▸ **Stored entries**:
# # # # #

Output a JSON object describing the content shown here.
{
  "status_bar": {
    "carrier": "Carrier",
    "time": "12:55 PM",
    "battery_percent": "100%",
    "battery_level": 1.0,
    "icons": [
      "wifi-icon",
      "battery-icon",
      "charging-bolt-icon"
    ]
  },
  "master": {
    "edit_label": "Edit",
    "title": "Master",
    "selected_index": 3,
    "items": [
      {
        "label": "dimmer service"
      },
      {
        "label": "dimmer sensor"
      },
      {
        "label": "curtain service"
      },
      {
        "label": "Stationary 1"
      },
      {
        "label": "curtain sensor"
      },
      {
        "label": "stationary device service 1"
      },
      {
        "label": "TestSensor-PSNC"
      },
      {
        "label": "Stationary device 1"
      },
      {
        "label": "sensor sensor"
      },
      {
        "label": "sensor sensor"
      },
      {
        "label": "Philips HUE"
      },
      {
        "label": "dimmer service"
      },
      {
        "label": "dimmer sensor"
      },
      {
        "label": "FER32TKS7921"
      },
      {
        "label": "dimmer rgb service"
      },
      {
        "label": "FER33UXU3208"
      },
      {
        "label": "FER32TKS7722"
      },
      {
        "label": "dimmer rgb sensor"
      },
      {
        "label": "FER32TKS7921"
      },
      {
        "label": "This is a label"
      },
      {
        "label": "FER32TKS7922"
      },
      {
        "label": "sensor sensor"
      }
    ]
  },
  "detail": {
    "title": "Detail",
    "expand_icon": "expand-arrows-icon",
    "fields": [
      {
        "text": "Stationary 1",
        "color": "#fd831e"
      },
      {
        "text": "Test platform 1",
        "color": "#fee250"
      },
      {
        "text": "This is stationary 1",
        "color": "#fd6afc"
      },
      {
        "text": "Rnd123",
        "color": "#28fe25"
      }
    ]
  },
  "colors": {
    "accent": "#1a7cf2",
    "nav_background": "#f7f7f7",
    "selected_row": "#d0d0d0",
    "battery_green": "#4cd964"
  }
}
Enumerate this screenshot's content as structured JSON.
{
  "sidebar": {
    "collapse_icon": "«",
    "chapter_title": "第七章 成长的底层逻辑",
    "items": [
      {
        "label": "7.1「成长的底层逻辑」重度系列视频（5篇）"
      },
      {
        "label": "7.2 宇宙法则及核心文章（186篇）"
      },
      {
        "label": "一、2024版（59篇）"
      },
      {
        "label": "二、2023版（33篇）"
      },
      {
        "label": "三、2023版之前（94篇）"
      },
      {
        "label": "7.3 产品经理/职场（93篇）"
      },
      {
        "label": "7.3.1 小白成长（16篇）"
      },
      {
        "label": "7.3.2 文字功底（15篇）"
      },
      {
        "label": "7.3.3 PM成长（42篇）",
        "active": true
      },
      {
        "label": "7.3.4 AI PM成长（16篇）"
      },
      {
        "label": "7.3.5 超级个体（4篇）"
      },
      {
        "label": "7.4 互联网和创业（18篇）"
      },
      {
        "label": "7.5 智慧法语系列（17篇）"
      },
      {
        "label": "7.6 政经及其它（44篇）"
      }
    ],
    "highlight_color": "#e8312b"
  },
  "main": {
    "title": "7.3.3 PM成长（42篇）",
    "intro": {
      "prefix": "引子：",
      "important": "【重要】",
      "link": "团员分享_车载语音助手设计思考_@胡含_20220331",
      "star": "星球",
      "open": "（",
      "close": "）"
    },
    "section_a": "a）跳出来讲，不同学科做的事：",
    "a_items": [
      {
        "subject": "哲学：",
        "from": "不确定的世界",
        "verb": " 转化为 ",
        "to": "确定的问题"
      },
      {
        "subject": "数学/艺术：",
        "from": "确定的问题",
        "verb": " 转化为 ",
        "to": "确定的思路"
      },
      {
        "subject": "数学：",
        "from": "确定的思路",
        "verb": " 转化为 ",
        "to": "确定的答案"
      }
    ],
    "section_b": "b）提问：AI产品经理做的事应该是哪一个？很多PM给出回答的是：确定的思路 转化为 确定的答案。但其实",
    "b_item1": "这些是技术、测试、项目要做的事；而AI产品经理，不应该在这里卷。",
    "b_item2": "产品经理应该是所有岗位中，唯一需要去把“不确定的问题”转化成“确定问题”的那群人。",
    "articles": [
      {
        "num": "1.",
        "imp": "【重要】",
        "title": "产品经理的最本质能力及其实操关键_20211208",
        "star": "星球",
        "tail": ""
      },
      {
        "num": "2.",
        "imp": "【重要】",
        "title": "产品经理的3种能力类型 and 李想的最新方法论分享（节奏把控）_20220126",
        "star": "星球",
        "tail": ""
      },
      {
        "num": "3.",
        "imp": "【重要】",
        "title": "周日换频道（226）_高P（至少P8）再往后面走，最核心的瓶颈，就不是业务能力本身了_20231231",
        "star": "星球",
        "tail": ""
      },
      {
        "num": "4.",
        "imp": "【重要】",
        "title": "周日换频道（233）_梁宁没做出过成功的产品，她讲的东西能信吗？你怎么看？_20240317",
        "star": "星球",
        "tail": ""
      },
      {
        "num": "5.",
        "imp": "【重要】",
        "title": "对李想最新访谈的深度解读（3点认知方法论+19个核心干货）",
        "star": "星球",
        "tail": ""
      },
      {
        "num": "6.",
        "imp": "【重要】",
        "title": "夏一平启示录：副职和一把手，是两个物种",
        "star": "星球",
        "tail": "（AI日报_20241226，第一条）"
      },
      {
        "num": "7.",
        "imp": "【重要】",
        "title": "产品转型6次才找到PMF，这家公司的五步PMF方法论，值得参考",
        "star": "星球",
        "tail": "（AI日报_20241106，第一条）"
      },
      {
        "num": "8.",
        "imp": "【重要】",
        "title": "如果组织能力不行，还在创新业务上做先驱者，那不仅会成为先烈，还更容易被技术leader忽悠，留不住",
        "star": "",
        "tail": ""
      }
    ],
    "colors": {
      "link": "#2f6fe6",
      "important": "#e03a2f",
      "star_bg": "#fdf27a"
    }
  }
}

# # # # #

▸ **Aim**: Find the word "PM成长" in the material, then list each line that holds it.

▸ **Solution for this task**:
        "label": "7.3.3 PM成长（42篇）",
        "label": "7.3.4 AI PM成长（16篇）"
    "title": "7.3.3 PM成长（42篇）",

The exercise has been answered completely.